- _Instructions for the task_: Scan the material and copy every line in which "Total" appears.

Part of a data file:
----

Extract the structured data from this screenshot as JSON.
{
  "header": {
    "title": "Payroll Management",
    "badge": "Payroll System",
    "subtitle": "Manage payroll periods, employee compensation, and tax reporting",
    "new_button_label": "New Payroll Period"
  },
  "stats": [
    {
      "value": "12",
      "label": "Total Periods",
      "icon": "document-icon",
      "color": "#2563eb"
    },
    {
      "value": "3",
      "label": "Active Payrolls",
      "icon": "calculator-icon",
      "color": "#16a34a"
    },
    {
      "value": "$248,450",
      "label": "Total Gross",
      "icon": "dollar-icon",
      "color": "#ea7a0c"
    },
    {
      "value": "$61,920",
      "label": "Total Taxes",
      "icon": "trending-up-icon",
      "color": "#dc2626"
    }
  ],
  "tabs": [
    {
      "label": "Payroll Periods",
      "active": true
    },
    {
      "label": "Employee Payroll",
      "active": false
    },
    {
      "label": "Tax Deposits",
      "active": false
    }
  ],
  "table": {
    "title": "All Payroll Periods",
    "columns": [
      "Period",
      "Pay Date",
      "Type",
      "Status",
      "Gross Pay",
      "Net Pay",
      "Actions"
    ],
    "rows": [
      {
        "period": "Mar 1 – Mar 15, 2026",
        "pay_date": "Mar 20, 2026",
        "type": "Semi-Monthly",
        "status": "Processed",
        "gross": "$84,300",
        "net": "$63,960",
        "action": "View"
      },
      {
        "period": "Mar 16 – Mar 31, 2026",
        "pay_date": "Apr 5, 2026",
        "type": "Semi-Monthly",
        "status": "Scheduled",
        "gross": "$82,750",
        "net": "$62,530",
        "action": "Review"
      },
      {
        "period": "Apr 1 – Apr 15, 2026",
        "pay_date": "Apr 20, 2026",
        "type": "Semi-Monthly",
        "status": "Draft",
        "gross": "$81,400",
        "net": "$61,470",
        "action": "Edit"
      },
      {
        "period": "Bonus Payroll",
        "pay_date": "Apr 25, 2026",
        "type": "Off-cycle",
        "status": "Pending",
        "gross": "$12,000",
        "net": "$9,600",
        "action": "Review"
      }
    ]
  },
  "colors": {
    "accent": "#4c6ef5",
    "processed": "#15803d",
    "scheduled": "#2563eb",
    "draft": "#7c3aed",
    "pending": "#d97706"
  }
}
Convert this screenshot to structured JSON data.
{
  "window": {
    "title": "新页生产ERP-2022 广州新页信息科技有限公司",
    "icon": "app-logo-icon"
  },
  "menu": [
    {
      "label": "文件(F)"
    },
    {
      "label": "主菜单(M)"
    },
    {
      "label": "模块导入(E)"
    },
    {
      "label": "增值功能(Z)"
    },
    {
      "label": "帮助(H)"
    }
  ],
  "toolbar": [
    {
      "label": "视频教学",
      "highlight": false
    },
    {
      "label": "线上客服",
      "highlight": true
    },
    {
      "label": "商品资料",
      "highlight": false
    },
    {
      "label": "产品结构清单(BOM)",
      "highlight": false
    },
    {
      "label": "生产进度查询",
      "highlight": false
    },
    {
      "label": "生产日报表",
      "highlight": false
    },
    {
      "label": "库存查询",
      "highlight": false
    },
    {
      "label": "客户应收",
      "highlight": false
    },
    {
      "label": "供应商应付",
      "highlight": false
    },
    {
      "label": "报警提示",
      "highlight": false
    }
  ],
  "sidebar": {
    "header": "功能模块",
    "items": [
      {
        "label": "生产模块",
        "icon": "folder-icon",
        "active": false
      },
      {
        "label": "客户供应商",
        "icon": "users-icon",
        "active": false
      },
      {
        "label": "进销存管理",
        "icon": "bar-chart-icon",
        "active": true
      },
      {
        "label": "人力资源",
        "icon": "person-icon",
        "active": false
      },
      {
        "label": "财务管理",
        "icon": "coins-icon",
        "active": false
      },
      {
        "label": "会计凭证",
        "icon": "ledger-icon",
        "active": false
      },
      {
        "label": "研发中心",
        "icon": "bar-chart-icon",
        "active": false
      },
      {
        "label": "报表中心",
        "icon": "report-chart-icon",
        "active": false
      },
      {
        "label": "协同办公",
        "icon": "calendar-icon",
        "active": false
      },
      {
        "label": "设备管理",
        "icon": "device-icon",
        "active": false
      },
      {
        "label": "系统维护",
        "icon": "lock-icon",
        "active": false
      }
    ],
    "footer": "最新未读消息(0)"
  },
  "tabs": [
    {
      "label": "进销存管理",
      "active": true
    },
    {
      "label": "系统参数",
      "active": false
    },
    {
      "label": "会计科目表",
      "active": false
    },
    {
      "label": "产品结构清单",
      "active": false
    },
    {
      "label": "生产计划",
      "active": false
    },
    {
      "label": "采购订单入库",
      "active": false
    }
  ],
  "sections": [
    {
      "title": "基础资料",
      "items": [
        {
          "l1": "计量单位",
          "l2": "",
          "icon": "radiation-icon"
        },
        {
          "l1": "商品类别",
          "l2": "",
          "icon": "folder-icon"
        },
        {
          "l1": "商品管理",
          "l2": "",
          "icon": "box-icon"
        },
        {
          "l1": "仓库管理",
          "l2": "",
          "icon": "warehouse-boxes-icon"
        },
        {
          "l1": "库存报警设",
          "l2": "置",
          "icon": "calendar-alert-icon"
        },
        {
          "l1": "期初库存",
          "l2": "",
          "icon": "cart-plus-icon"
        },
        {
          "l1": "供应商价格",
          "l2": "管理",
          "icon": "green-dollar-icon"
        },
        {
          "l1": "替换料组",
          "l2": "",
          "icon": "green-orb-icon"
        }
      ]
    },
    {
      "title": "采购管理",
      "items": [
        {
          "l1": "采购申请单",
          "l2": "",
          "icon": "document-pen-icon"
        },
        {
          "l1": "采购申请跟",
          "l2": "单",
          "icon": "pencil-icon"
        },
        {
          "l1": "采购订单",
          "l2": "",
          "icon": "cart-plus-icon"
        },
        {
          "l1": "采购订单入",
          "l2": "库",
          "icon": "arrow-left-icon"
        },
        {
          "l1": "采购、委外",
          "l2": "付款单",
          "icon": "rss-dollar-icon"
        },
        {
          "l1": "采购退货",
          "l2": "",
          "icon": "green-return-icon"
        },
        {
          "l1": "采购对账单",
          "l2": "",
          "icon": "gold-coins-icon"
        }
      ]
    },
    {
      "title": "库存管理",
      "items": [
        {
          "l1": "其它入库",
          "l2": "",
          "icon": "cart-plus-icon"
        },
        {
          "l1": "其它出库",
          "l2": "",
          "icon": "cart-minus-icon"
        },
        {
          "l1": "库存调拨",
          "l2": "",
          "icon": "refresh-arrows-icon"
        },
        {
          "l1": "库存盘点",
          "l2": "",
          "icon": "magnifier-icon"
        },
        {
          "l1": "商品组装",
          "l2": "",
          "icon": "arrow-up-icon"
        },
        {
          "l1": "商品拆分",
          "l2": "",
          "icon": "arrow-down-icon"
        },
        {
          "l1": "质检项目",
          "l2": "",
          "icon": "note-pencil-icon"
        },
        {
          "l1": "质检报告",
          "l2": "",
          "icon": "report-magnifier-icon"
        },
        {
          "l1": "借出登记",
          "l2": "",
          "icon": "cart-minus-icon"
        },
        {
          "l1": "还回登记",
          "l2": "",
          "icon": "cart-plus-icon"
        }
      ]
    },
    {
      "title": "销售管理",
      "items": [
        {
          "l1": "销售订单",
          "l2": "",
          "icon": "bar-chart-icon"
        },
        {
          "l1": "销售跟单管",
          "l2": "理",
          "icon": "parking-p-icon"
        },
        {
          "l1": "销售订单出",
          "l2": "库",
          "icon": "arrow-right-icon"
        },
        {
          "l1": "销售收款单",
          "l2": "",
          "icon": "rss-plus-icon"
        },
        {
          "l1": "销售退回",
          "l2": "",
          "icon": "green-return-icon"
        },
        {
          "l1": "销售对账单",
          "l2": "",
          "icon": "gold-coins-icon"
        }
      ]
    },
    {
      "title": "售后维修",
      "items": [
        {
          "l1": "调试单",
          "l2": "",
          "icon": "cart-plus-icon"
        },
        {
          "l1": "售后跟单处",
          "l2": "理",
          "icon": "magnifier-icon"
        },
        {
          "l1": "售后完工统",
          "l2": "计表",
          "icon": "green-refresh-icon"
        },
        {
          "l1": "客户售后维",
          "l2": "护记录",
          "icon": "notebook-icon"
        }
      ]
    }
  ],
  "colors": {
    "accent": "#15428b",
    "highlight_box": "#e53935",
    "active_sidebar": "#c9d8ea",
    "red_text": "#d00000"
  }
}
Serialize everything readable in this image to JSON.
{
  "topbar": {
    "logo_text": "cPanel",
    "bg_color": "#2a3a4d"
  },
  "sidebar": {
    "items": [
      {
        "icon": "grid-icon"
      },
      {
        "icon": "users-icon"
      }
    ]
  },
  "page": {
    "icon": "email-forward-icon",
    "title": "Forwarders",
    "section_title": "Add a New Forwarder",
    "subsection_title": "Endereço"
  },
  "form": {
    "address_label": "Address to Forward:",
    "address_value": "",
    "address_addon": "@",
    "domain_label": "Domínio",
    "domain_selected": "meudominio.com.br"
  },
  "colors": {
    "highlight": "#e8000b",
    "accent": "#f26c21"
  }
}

----

- _Written reply_:
      "label": "Total Periods",
      "label": "Total Gross",
      "label": "Total Taxes",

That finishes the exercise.